### Exercise prompt
Write out all of the entries that follow, word for word, but skip the pictures.

### Record set
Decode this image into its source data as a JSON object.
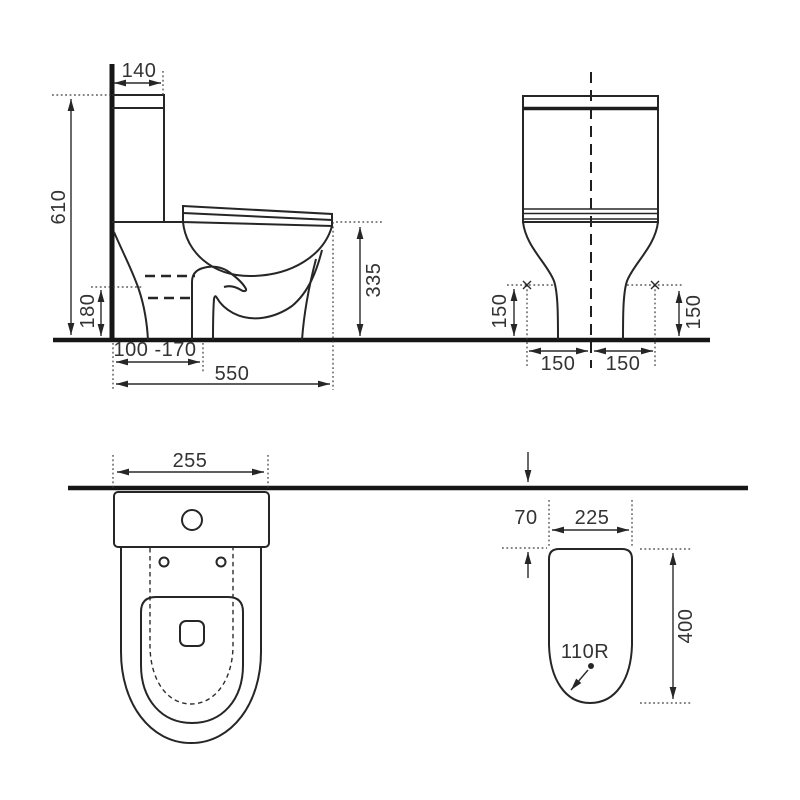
{
  "drawing_title": "toilet-dimension-technical-drawing",
  "colors": {
    "line": "#262626",
    "heavy_line": "#161616",
    "text": "#333333",
    "background": "#ffffff"
  },
  "views": {
    "side": {
      "tank_depth": "140",
      "overall_height": "610",
      "outlet_height": "180",
      "bowl_height": "335",
      "outlet_range": "100 -170",
      "overall_depth": "550"
    },
    "front": {
      "left_clearance_height": "150",
      "right_clearance_height": "150",
      "left_half_width": "150",
      "right_half_width": "150"
    },
    "plan": {
      "tank_width": "255"
    },
    "footprint": {
      "wall_gap": "70",
      "base_width": "225",
      "base_length": "400",
      "corner_radius": "110R"
    }
  }
}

### Answer to the task
Decode this image into its source data as a JSON object.
{
  "drawing_title": "toilet-dimension-technical-drawing",
  "colors": {
    "line": "#262626",
    "heavy_line": "#161616",
    "text": "#333333",
    "background": "#ffffff"
  },
  "views": {
    "side": {
      "tank_depth": "140",
      "overall_height": "610",
      "outlet_height": "180",
      "bowl_height": "335",
      "outlet_range": "100 -170",
      "overall_depth": "550"
    },
    "front": {
      "left_clearance_height": "150",
      "right_clearance_height": "150",
      "left_half_width": "150",
      "right_half_width": "150"
    },
    "plan": {
      "tank_width": "255"
    },
    "footprint": {
      "wall_gap": "70",
      "base_width": "225",
      "base_length": "400",
      "corner_radius": "110R"
    }
  }
}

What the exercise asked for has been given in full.